## GIVEN TASK:
Copy all the material below, exactly as it stands.
═══ DATASET ═══
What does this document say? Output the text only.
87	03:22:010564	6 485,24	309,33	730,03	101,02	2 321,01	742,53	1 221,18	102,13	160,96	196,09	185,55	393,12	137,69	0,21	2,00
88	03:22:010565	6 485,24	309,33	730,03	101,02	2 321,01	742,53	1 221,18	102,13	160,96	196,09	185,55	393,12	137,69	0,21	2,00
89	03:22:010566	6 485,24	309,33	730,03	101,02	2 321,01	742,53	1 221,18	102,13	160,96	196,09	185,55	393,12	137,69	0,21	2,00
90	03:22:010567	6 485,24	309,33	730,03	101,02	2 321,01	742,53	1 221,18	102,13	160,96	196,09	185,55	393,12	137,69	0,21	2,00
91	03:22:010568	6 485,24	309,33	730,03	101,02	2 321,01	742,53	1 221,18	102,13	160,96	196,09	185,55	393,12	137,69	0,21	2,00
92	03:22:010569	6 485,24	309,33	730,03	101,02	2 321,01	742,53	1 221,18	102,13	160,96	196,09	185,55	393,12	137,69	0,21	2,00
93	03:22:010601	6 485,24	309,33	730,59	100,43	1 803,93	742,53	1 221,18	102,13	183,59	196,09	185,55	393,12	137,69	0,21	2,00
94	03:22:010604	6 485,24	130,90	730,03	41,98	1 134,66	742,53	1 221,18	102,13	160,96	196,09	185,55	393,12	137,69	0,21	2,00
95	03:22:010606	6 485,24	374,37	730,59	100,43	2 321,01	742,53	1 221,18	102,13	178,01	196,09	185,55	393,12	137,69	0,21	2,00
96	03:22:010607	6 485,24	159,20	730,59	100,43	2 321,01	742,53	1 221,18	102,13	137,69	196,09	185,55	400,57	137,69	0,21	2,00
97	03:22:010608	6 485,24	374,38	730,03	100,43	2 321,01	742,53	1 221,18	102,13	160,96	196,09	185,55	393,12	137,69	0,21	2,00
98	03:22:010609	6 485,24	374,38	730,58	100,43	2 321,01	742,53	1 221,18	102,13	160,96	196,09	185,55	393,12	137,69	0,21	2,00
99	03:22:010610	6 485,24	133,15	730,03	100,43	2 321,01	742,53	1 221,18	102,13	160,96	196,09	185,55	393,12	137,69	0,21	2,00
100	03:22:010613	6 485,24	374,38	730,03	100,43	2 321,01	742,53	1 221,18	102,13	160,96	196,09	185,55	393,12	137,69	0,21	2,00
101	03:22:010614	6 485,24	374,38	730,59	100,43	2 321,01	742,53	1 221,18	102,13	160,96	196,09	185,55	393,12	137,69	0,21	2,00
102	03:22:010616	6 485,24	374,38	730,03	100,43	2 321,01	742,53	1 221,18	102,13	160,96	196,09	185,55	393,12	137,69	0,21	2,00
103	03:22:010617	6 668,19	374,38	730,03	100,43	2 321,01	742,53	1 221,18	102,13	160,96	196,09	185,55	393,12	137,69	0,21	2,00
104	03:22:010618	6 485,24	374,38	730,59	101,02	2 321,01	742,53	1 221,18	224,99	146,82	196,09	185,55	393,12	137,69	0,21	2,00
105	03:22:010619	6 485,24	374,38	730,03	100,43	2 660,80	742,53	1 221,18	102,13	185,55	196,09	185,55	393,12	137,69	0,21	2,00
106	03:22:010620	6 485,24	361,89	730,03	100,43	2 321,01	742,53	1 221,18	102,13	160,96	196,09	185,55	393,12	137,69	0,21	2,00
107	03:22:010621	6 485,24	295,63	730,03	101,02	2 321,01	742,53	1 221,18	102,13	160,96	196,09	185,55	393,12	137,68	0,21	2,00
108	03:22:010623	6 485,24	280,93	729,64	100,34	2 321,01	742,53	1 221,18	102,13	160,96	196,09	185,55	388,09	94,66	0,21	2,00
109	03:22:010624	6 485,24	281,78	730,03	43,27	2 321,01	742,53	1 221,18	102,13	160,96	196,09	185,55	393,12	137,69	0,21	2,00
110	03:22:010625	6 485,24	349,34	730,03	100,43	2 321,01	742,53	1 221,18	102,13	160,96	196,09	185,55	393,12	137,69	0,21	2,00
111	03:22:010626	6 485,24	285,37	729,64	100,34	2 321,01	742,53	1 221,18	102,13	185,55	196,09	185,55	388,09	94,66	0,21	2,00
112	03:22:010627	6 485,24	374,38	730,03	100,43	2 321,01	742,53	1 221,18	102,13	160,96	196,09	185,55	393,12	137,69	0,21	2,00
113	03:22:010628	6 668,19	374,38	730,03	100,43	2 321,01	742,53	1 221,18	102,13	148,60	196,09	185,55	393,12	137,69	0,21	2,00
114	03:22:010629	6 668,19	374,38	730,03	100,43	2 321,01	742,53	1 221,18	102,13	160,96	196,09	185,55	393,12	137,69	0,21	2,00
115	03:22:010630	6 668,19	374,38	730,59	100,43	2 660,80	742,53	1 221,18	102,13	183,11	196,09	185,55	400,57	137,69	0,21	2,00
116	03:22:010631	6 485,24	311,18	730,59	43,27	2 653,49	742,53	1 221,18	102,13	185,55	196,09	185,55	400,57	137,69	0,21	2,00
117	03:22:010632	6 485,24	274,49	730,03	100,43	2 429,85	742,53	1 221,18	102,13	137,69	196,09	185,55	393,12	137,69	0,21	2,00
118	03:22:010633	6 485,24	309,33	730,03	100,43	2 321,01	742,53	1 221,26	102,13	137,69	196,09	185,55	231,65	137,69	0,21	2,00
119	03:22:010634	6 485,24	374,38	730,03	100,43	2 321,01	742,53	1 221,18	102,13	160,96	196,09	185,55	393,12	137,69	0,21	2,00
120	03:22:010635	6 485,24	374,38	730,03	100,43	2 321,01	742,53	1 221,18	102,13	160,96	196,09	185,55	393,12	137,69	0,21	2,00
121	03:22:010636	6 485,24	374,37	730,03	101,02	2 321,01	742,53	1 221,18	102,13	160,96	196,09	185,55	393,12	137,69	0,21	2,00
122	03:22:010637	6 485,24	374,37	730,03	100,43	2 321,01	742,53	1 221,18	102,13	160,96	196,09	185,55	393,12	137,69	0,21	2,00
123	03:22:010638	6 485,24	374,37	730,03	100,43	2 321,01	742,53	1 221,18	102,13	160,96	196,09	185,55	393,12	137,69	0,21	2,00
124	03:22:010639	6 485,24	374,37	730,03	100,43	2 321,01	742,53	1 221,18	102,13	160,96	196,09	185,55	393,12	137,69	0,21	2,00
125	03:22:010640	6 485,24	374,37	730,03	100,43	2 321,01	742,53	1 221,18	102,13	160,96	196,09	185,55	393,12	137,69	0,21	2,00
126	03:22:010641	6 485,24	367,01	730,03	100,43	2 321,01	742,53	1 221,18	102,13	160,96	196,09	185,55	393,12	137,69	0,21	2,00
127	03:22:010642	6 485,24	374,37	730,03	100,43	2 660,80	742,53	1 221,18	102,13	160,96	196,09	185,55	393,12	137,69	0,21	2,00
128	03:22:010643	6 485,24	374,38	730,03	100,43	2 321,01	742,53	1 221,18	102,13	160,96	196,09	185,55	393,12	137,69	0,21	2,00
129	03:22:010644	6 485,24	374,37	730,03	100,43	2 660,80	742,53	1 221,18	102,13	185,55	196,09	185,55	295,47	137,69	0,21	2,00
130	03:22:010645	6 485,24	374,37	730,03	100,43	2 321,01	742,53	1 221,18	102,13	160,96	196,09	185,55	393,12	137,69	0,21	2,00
═══
## SOLVED PROBLEM:
What does this document say? Output the text only.
87	03:22:010564	6 485,24	309,33	730,03	101,02	2 321,01	742,53	1 221,18	102,13	160,96	196,09	185,55	393,12	137,69	0,21	2,00
88	03:22:010565	6 485,24	309,33	730,03	101,02	2 321,01	742,53	1 221,18	102,13	160,96	196,09	185,55	393,12	137,69	0,21	2,00
89	03:22:010566	6 485,24	309,33	730,03	101,02	2 321,01	742,53	1 221,18	102,13	160,96	196,09	185,55	393,12	137,69	0,21	2,00
90	03:22:010567	6 485,24	309,33	730,03	101,02	2 321,01	742,53	1 221,18	102,13	160,96	196,09	185,55	393,12	137,69	0,21	2,00
91	03:22:010568	6 485,24	309,33	730,03	101,02	2 321,01	742,53	1 221,18	102,13	160,96	196,09	185,55	393,12	137,69	0,21	2,00
92	03:22:010569	6 485,24	309,33	730,03	101,02	2 321,01	742,53	1 221,18	102,13	160,96	196,09	185,55	393,12	137,69	0,21	2,00
93	03:22:010601	6 485,24	309,33	730,59	100,43	1 803,93	742,53	1 221,18	102,13	183,59	196,09	185,55	393,12	137,69	0,21	2,00
94	03:22:010604	6 485,24	130,90	730,03	41,98	1 134,66	742,53	1 221,18	102,13	160,96	196,09	185,55	393,12	137,69	0,21	2,00
95	03:22:010606	6 485,24	374,37	730,59	100,43	2 321,01	742,53	1 221,18	102,13	178,01	196,09	185,55	393,12	137,69	0,21	2,00
96	03:22:010607	6 485,24	159,20	730,59	100,43	2 321,01	742,53	1 221,18	102,13	137,69	196,09	185,55	400,57	137,69	0,21	2,00
97	03:22:010608	6 485,24	374,38	730,03	100,43	2 321,01	742,53	1 221,18	102,13	160,96	196,09	185,55	393,12	137,69	0,21	2,00
98	03:22:010609	6 485,24	374,38	730,58	100,43	2 321,01	742,53	1 221,18	102,13	160,96	196,09	185,55	393,12	137,69	0,21	2,00
99	03:22:010610	6 485,24	133,15	730,03	100,43	2 321,01	742,53	1 221,18	102,13	160,96	196,09	185,55	393,12	137,69	0,21	2,00
100	03:22:010613	6 485,24	374,38	730,03	100,43	2 321,01	742,53	1 221,18	102,13	160,96	196,09	185,55	393,12	137,69	0,21	2,00
101	03:22:010614	6 485,24	374,38	730,59	100,43	2 321,01	742,53	1 221,18	102,13	160,96	196,09	185,55	393,12	137,69	0,21	2,00
102	03:22:010616	6 485,24	374,38	730,03	100,43	2 321,01	742,53	1 221,18	102,13	160,96	196,09	185,55	393,12	137,69	0,21	2,00
103	03:22:010617	6 668,19	374,38	730,03	100,43	2 321,01	742,53	1 221,18	102,13	160,96	196,09	185,55	393,12	137,69	0,21	2,00
104	03:22:010618	6 485,24	374,38	730,59	101,02	2 321,01	742,53	1 221,18	224,99	146,82	196,09	185,55	393,12	137,69	0,21	2,00
105	03:22:010619	6 485,24	374,38	730,03	100,43	2 660,80	742,53	1 221,18	102,13	185,55	196,09	185,55	393,12	137,69	0,21	2,00
106	03:22:010620	6 485,24	361,89	730,03	100,43	2 321,01	742,53	1 221,18	102,13	160,96	196,09	185,55	393,12	137,69	0,21	2,00
107	03:22:010621	6 485,24	295,63	730,03	101,02	2 321,01	742,53	1 221,18	102,13	160,96	196,09	185,55	393,12	137,68	0,21	2,00
108	03:22:010623	6 485,24	280,93	729,64	100,34	2 321,01	742,53	1 221,18	102,13	160,96	196,09	185,55	388,09	94,66	0,21	2,00
109	03:22:010624	6 485,24	281,78	730,03	43,27	2 321,01	742,53	1 221,18	102,13	160,96	196,09	185,55	393,12	137,69	0,21	2,00
110	03:22:010625	6 485,24	349,34	730,03	100,43	2 321,01	742,53	1 221,18	102,13	160,96	196,09	185,55	393,12	137,69	0,21	2,00
111	03:22:010626	6 485,24	285,37	729,64	100,34	2 321,01	742,53	1 221,18	102,13	185,55	196,09	185,55	388,09	94,66	0,21	2,00
112	03:22:010627	6 485,24	374,38	730,03	100,43	2 321,01	742,53	1 221,18	102,13	160,96	196,09	185,55	393,12	137,69	0,21	2,00
113	03:22:010628	6 668,19	374,38	730,03	100,43	2 321,01	742,53	1 221,18	102,13	148,60	196,09	185,55	393,12	137,69	0,21	2,00
114	03:22:010629	6 668,19	374,38	730,03	100,43	2 321,01	742,53	1 221,18	102,13	160,96	196,09	185,55	393,12	137,69	0,21	2,00
115	03:22:010630	6 668,19	374,38	730,59	100,43	2 660,80	742,53	1 221,18	102,13	183,11	196,09	185,55	400,57	137,69	0,21	2,00
116	03:22:010631	6 485,24	311,18	730,59	43,27	2 653,49	742,53	1 221,18	102,13	185,55	196,09	185,55	400,57	137,69	0,21	2,00
117	03:22:010632	6 485,24	274,49	730,03	100,43	2 429,85	742,53	1 221,18	102,13	137,69	196,09	185,55	393,12	137,69	0,21	2,00
118	03:22:010633	6 485,24	309,33	730,03	100,43	2 321,01	742,53	1 221,26	102,13	137,69	196,09	185,55	231,65	137,69	0,21	2,00
119	03:22:010634	6 485,24	374,38	730,03	100,43	2 321,01	742,53	1 221,18	102,13	160,96	196,09	185,55	393,12	137,69	0,21	2,00
120	03:22:010635	6 485,24	374,38	730,03	100,43	2 321,01	742,53	1 221,18	102,13	160,96	196,09	185,55	393,12	137,69	0,21	2,00
121	03:22:010636	6 485,24	374,37	730,03	101,02	2 321,01	742,53	1 221,18	102,13	160,96	196,09	185,55	393,12	137,69	0,21	2,00
122	03:22:010637	6 485,24	374,37	730,03	100,43	2 321,01	742,53	1 221,18	102,13	160,96	196,09	185,55	393,12	137,69	0,21	2,00
123	03:22:010638	6 485,24	374,37	730,03	100,43	2 321,01	742,53	1 221,18	102,13	160,96	196,09	185,55	393,12	137,69	0,21	2,00
124	03:22:010639	6 485,24	374,37	730,03	100,43	2 321,01	742,53	1 221,18	102,13	160,96	196,09	185,55	393,12	137,69	0,21	2,00
125	03:22:010640	6 485,24	374,37	730,03	100,43	2 321,01	742,53	1 221,18	102,13	160,96	196,09	185,55	393,12	137,69	0,21	2,00
126	03:22:010641	6 485,24	367,01	730,03	100,43	2 321,01	742,53	1 221,18	102,13	160,96	196,09	185,55	393,12	137,69	0,21	2,00
127	03:22:010642	6 485,24	374,37	730,03	100,43	2 660,80	742,53	1 221,18	102,13	160,96	196,09	185,55	393,12	137,69	0,21	2,00
128	03:22:010643	6 485,24	374,38	730,03	100,43	2 321,01	742,53	1 221,18	102,13	160,96	196,09	185,55	393,12	137,69	0,21	2,00
129	03:22:010644	6 485,24	374,37	730,03	100,43	2 660,80	742,53	1 221,18	102,13	185,55	196,09	185,55	295,47	137,69	0,21	2,00
130	03:22:010645	6 485,24	374,37	730,03	100,43	2 321,01	742,53	1 221,18	102,13	160,96	196,09	185,55	393,12	137,69	0,21	2,00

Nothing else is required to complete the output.